## Do this
Are you able to quote each entry exactly as written?

## Supplied records

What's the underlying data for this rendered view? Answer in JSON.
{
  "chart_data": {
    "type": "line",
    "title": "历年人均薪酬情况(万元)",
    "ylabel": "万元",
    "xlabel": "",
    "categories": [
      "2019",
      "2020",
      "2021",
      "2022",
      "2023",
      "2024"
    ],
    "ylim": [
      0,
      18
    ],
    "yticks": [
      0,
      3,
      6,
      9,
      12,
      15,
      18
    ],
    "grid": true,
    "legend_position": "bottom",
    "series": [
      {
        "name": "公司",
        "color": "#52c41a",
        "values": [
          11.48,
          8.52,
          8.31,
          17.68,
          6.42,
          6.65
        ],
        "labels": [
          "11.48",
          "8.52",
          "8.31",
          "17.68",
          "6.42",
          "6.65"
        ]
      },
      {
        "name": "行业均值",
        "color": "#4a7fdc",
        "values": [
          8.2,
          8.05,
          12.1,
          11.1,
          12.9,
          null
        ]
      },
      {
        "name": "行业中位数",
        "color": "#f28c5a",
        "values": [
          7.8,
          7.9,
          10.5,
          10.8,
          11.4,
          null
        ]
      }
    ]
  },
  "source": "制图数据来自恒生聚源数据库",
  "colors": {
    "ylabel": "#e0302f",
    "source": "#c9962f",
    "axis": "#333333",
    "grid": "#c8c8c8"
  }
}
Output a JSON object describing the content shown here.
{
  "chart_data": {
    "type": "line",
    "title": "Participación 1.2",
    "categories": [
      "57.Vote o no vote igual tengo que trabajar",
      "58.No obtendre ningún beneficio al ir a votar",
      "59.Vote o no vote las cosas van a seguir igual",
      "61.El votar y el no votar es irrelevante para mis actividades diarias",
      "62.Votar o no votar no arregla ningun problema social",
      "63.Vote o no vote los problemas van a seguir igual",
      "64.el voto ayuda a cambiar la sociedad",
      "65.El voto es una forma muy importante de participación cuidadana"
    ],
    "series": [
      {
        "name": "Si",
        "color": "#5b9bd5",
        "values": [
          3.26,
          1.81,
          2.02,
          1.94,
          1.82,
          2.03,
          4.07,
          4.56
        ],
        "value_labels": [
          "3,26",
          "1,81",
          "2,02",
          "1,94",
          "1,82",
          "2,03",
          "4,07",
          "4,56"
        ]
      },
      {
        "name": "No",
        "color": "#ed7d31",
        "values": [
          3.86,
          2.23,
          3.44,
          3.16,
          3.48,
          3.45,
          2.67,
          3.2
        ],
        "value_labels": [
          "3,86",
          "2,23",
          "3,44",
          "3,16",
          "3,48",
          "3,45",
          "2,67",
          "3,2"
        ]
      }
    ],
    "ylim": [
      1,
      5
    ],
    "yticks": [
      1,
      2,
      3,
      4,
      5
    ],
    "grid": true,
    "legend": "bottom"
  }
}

## Answer to the task
What's the underlying data for this rendered view? Answer in JSON.
{
  "chart_data": {
    "type": "line",
    "title": "历年人均薪酬情况(万元)",
    "ylabel": "万元",
    "xlabel": "",
    "categories": [
      "2019",
      "2020",
      "2021",
      "2022",
      "2023",
      "2024"
    ],
    "ylim": [
      0,
      18
    ],
    "yticks": [
      0,
      3,
      6,
      9,
      12,
      15,
      18
    ],
    "grid": true,
    "legend_position": "bottom",
    "series": [
      {
        "name": "公司",
        "color": "#52c41a",
        "values": [
          11.48,
          8.52,
          8.31,
          17.68,
          6.42,
          6.65
        ],
        "labels": [
          "11.48",
          "8.52",
          "8.31",
          "17.68",
          "6.42",
          "6.65"
        ]
      },
      {
        "name": "行业均值",
        "color": "#4a7fdc",
        "values": [
          8.2,
          8.05,
          12.1,
          11.1,
          12.9,
          null
        ]
      },
      {
        "name": "行业中位数",
        "color": "#f28c5a",
        "values": [
          7.8,
          7.9,
          10.5,
          10.8,
          11.4,
          null
        ]
      }
    ]
  },
  "source": "制图数据来自恒生聚源数据库",
  "colors": {
    "ylabel": "#e0302f",
    "source": "#c9962f",
    "axis": "#333333",
    "grid": "#c8c8c8"
  }
}
Output a JSON object describing the content shown here.
{
  "chart_data": {
    "type": "line",
    "title": "Participación 1.2",
    "categories": [
      "57.Vote o no vote igual tengo que trabajar",
      "58.No obtendre ningún beneficio al ir a votar",
      "59.Vote o no vote las cosas van a seguir igual",
      "61.El votar y el no votar es irrelevante para mis actividades diarias",
      "62.Votar o no votar no arregla ningun problema social",
      "63.Vote o no vote los problemas van a seguir igual",
      "64.el voto ayuda a cambiar la sociedad",
      "65.El voto es una forma muy importante de participación cuidadana"
    ],
    "series": [
      {
        "name": "Si",
        "color": "#5b9bd5",
        "values": [
          3.26,
          1.81,
          2.02,
          1.94,
          1.82,
          2.03,
          4.07,
          4.56
        ],
        "value_labels": [
          "3,26",
          "1,81",
          "2,02",
          "1,94",
          "1,82",
          "2,03",
          "4,07",
          "4,56"
        ]
      },
      {
        "name": "No",
        "color": "#ed7d31",
        "values": [
          3.86,
          2.23,
          3.44,
          3.16,
          3.48,
          3.45,
          2.67,
          3.2
        ],
        "value_labels": [
          "3,86",
          "2,23",
          "3,44",
          "3,16",
          "3,48",
          "3,45",
          "2,67",
          "3,2"
        ]
      }
    ],
    "ylim": [
      1,
      5
    ],
    "yticks": [
      1,
      2,
      3,
      4,
      5
    ],
    "grid": true,
    "legend": "bottom"
  }
}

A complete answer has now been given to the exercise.